## Stored data
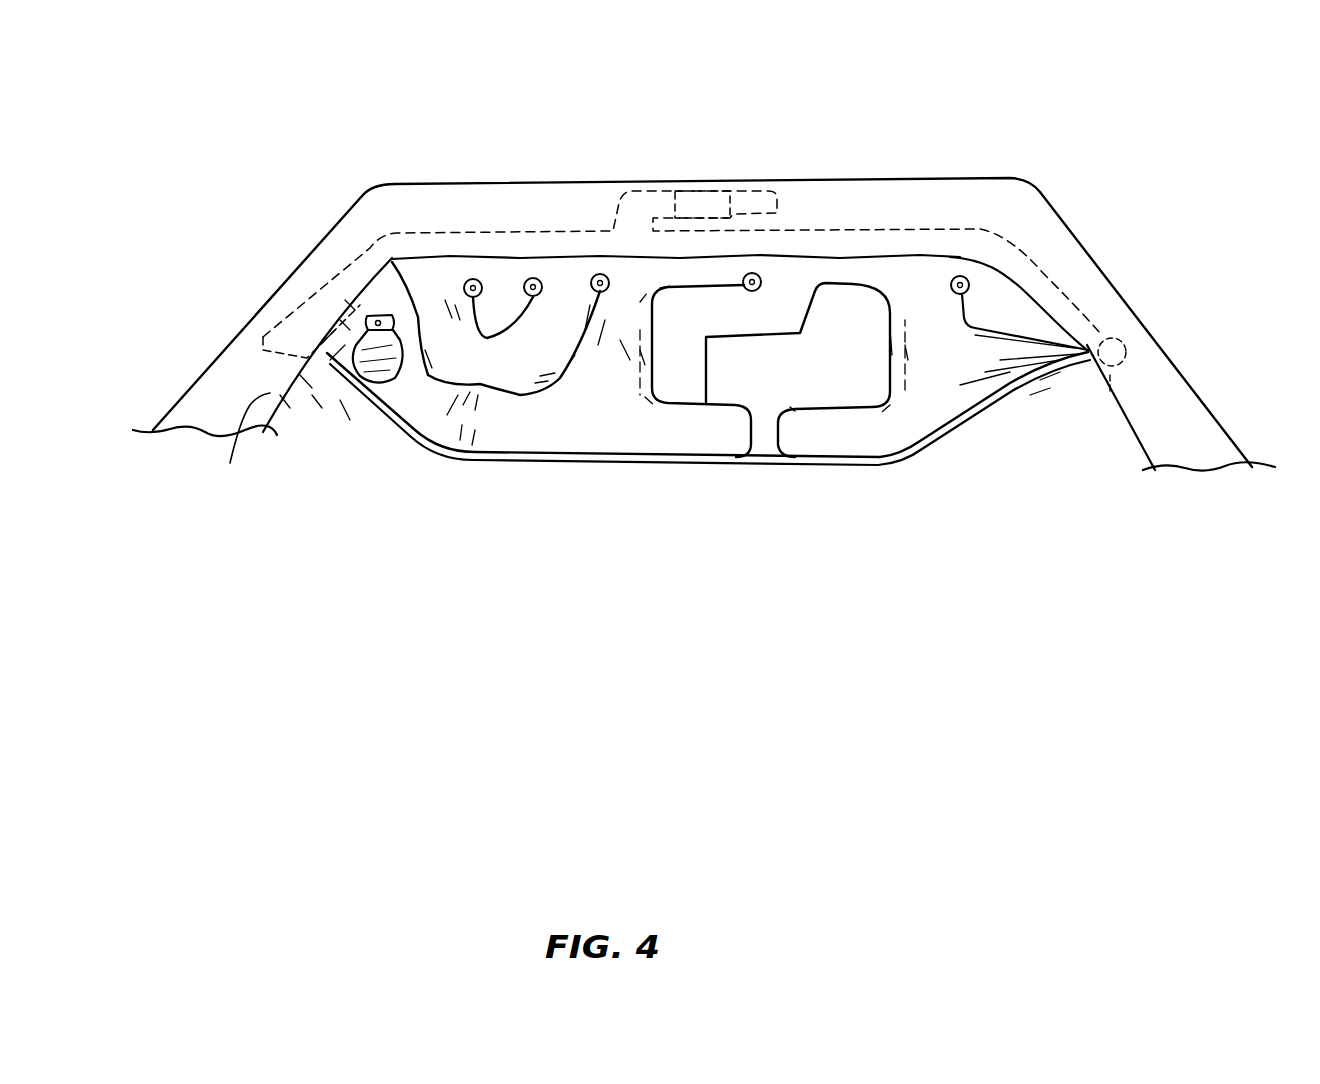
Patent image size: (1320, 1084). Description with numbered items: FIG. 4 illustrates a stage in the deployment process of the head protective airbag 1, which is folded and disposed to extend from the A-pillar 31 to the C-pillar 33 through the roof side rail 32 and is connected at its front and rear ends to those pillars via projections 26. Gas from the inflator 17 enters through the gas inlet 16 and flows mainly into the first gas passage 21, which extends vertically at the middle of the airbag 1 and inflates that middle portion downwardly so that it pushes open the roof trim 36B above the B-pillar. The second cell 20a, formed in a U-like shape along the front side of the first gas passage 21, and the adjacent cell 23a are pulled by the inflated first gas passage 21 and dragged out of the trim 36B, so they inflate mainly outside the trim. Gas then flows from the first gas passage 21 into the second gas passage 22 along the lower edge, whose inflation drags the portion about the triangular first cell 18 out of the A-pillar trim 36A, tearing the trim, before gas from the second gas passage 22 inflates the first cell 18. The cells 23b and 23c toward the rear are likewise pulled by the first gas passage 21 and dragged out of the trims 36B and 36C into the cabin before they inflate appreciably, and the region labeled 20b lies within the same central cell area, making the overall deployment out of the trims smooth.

The head protective airbag 1 is at (918, 476).
The gas inlet 16 is at (640, 200).
The gas generator (inflator) 17 is at (770, 192).
The first cell 18 is at (345, 375).
The second cell 20a is at (572, 371).
The second tear line portion 20b is at (502, 303).
The first gas passage 21 is at (627, 383).
The second gas passage 22 is at (500, 440).
The cell 23a is at (665, 328).
The cell 23b is at (962, 381).
The cell 23c is at (1027, 325).
The projection 26 is at (287, 390).
The A-pillar 31 is at (208, 354).
The roof side rail 32 is at (970, 172).
The C-pillar 33 is at (1205, 385).
The trim of the A-pillar 36A is at (227, 450).
The roof trim 36B is at (437, 250).
The trim 36C is at (1137, 413).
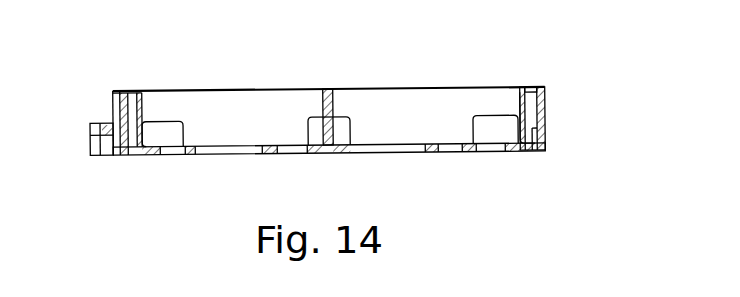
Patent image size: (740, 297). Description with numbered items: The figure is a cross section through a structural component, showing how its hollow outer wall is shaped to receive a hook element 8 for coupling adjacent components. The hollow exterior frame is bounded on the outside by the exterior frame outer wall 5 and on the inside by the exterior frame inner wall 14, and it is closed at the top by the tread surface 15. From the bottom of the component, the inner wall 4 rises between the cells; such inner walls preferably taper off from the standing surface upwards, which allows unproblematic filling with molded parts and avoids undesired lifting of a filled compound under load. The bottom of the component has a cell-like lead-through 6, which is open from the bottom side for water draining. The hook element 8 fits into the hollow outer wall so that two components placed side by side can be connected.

The inner wall 4 is at (323, 99).
The exterior frame outer wall 5 is at (546, 107).
The cell-like lead-through 6 is at (425, 149).
The hook element 8 is at (95, 152).
The exterior frame inner wall 14 is at (518, 96).
The tread surface 15 is at (532, 89).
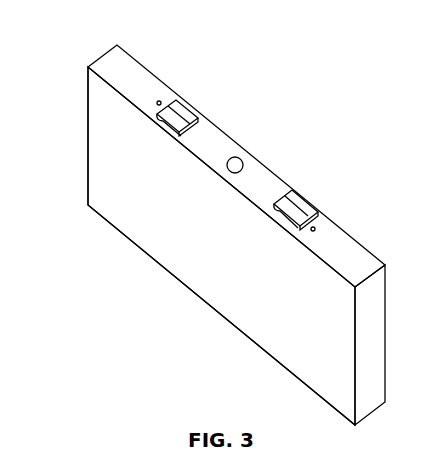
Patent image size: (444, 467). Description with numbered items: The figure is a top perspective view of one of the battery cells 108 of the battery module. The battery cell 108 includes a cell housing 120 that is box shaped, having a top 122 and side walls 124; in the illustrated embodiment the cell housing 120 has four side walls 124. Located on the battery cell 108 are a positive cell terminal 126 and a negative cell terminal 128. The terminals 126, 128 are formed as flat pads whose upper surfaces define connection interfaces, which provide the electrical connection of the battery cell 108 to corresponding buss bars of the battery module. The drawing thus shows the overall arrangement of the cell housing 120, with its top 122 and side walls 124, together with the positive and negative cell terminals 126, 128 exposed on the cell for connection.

The battery cell 108 is at (300, 84).
The cell housing 120 is at (260, 265).
The top 122 is at (128, 63).
The side walls 124 is at (88, 143).
The positive cell terminal 126 is at (193, 110).
The negative cell terminal 128 is at (303, 202).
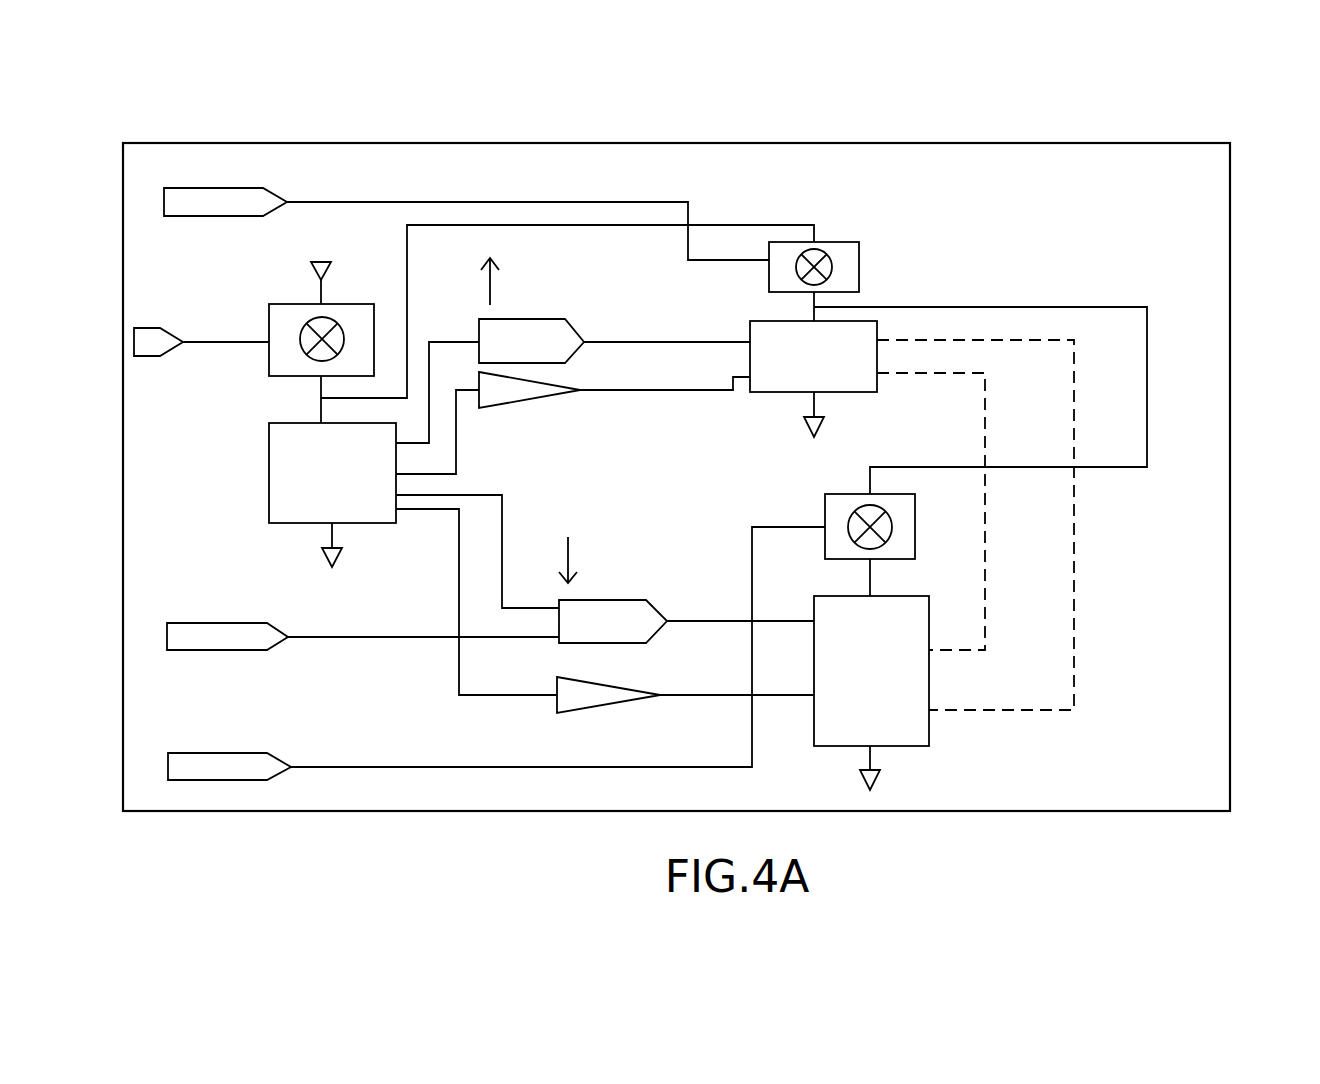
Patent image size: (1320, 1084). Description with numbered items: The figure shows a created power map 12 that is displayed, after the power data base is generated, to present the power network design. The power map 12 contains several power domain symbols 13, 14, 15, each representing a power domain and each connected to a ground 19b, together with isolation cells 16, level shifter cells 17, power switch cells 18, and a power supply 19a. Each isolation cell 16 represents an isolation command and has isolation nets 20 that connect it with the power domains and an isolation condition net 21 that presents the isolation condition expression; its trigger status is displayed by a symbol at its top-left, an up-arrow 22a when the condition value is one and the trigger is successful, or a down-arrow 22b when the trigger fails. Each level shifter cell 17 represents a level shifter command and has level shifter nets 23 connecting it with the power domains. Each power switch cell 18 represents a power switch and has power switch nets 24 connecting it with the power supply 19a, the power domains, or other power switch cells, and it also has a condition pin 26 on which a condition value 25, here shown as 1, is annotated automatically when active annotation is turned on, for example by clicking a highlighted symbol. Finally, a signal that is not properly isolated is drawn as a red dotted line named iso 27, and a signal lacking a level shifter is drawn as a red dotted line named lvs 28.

The power map 12 is at (1238, 190).
The condition value 25 is at (270, 319).
The first mixer block 1 is at (309, 335).
The power supply 19a is at (311, 276).
The ground 19b is at (328, 552).
The power switch net 24 is at (330, 292).
The condition pin 26 is at (269, 346).
The power switch cell 18 is at (269, 370).
The power domain symbol 13 is at (332, 473).
The power domain symbol 14 is at (813, 356).
The power domain symbol 15 is at (871, 671).
The isolation cell 16 is at (573, 481).
The level shifter cell 17 is at (569, 542).
The isolation net 20 is at (442, 342).
The level shifter net 23 is at (457, 443).
The isolation condition net 21 is at (394, 637).
The up-arrow 22a is at (512, 252).
The down-arrow 22b is at (575, 532).
The iso 27 is at (985, 440).
The lvs 28 is at (1075, 583).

## What the exercise asks
Would you return the records exactly, keeping out every picture?

## Completed task
Patent image size: (1320, 1084). Description with numbered items: FIG. 4 illustrates a stage in the deployment process of the head protective airbag 1, which is folded and disposed to extend from the A-pillar 31 to the C-pillar 33 through the roof side rail 32 and is connected at its front and rear ends to those pillars via projections 26. Gas from the inflator 17 enters through the gas inlet 16 and flows mainly into the first gas passage 21, which extends vertically at the middle of the airbag 1 and inflates that middle portion downwardly so that it pushes open the roof trim 36B above the B-pillar. The second cell 20a, formed in a U-like shape along the front side of the first gas passage 21, and the adjacent cell 23a are pulled by the inflated first gas passage 21 and dragged out of the trim 36B, so they inflate mainly outside the trim. Gas then flows from the first gas passage 21 into the second gas passage 22 along the lower edge, whose inflation drags the portion about the triangular first cell 18 out of the A-pillar trim 36A, tearing the trim, before gas from the second gas passage 22 inflates the first cell 18. The cells 23b and 23c toward the rear are likewise pulled by the first gas passage 21 and dragged out of the trims 36B and 36C into the cabin before they inflate appreciably, and the region labeled 20b lies within the same central cell area, making the overall deployment out of the trims smooth.

The head protective airbag 1 is at (918, 476).
The gas inlet 16 is at (640, 200).
The gas generator (inflator) 17 is at (770, 192).
The first cell 18 is at (345, 375).
The second cell 20a is at (572, 371).
The second tear line portion 20b is at (502, 303).
The first gas passage 21 is at (627, 383).
The second gas passage 22 is at (500, 440).
The cell 23a is at (665, 328).
The cell 23b is at (962, 381).
The cell 23c is at (1027, 325).
The projection 26 is at (287, 390).
The A-pillar 31 is at (208, 354).
The roof side rail 32 is at (970, 172).
The C-pillar 33 is at (1205, 385).
The trim of the A-pillar 36A is at (227, 450).
The roof trim 36B is at (437, 250).
The trim 36C is at (1137, 413).
Patent image size: (740, 297). Description with numbered items: The figure is a cross section through a structural component, showing how its hollow outer wall is shaped to receive a hook element 8 for coupling adjacent components. The hollow exterior frame is bounded on the outside by the exterior frame outer wall 5 and on the inside by the exterior frame inner wall 14, and it is closed at the top by the tread surface 15. From the bottom of the component, the inner wall 4 rises between the cells; such inner walls preferably taper off from the standing surface upwards, which allows unproblematic filling with molded parts and avoids undesired lifting of a filled compound under load. The bottom of the component has a cell-like lead-through 6, which is open from the bottom side for water draining. The hook element 8 fits into the hollow outer wall so that two components placed side by side can be connected.

The inner wall 4 is at (323, 99).
The exterior frame outer wall 5 is at (546, 107).
The cell-like lead-through 6 is at (425, 149).
The hook element 8 is at (95, 152).
The exterior frame inner wall 14 is at (518, 96).
The tread surface 15 is at (532, 89).
Patent image size: (444, 467). Description with numbered items: The figure is a top perspective view of one of the battery cells 108 of the battery module. The battery cell 108 includes a cell housing 120 that is box shaped, having a top 122 and side walls 124; in the illustrated embodiment the cell housing 120 has four side walls 124. Located on the battery cell 108 are a positive cell terminal 126 and a negative cell terminal 128. The terminals 126, 128 are formed as flat pads whose upper surfaces define connection interfaces, which provide the electrical connection of the battery cell 108 to corresponding buss bars of the battery module. The drawing thus shows the overall arrangement of the cell housing 120, with its top 122 and side walls 124, together with the positive and negative cell terminals 126, 128 exposed on the cell for connection.

The battery cell 108 is at (300, 84).
The cell housing 120 is at (260, 265).
The top 122 is at (128, 63).
The side walls 124 is at (88, 143).
The positive cell terminal 126 is at (193, 110).
The negative cell terminal 128 is at (303, 202).
Patent image size: (1320, 1084). Description with numbered items: The figure shows a created power map 12 that is displayed, after the power data base is generated, to present the power network design. The power map 12 contains several power domain symbols 13, 14, 15, each representing a power domain and each connected to a ground 19b, together with isolation cells 16, level shifter cells 17, power switch cells 18, and a power supply 19a. Each isolation cell 16 represents an isolation command and has isolation nets 20 that connect it with the power domains and an isolation condition net 21 that presents the isolation condition expression; its trigger status is displayed by a symbol at its top-left, an up-arrow 22a when the condition value is one and the trigger is successful, or a down-arrow 22b when the trigger fails. Each level shifter cell 17 represents a level shifter command and has level shifter nets 23 connecting it with the power domains. Each power switch cell 18 represents a power switch and has power switch nets 24 connecting it with the power supply 19a, the power domains, or other power switch cells, and it also has a condition pin 26 on which a condition value 25, here shown as 1, is annotated automatically when active annotation is turned on, for example by clicking a highlighted symbol. Finally, a signal that is not properly isolated is drawn as a red dotted line named iso 27, and a signal lacking a level shifter is drawn as a red dotted line named lvs 28.

The power map 12 is at (1238, 190).
The condition value 25 is at (270, 319).
The first mixer block 1 is at (309, 335).
The power supply 19a is at (311, 276).
The ground 19b is at (328, 552).
The power switch net 24 is at (330, 292).
The condition pin 26 is at (269, 346).
The power switch cell 18 is at (269, 370).
The power domain symbol 13 is at (332, 473).
The power domain symbol 14 is at (813, 356).
The power domain symbol 15 is at (871, 671).
The isolation cell 16 is at (573, 481).
The level shifter cell 17 is at (569, 542).
The isolation net 20 is at (442, 342).
The level shifter net 23 is at (457, 443).
The isolation condition net 21 is at (394, 637).
The up-arrow 22a is at (512, 252).
The down-arrow 22b is at (575, 532).
The iso 27 is at (985, 440).
The lvs 28 is at (1075, 583).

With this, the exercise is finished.